What you have to do ▸ Repeat each record exactly. Any picture gets left out.

Provided material ▸
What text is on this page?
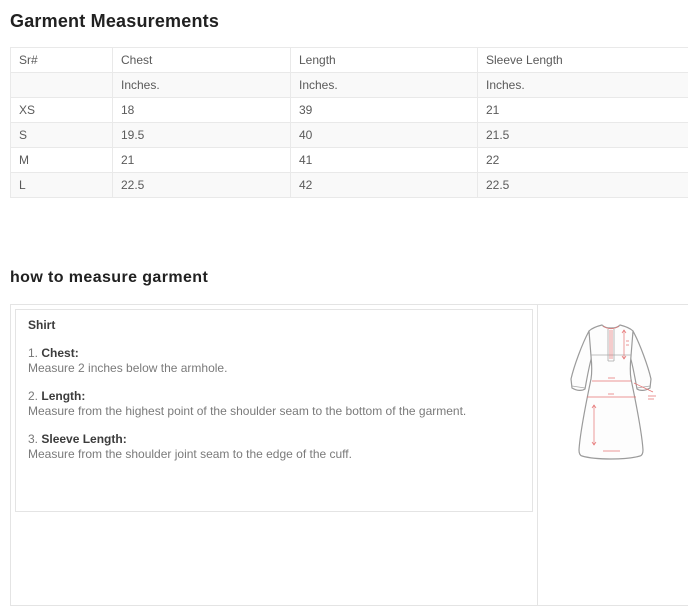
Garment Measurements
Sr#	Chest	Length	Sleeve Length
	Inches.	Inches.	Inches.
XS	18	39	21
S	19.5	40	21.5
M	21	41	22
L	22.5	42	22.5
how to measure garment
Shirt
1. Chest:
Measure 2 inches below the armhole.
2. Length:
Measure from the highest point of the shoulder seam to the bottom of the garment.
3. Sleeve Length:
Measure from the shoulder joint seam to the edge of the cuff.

Solution to the exercise ▸
What text is on this page?
Garment Measurements
Sr#	Chest	Length	Sleeve Length
	Inches.	Inches.	Inches.
XS	18	39	21
S	19.5	40	21.5
M	21	41	22
L	22.5	42	22.5
how to measure garment
Shirt
1. Chest:
Measure 2 inches below the armhole.
2. Length:
Measure from the highest point of the shoulder seam to the bottom of the garment.
3. Sleeve Length:
Measure from the shoulder joint seam to the edge of the cuff.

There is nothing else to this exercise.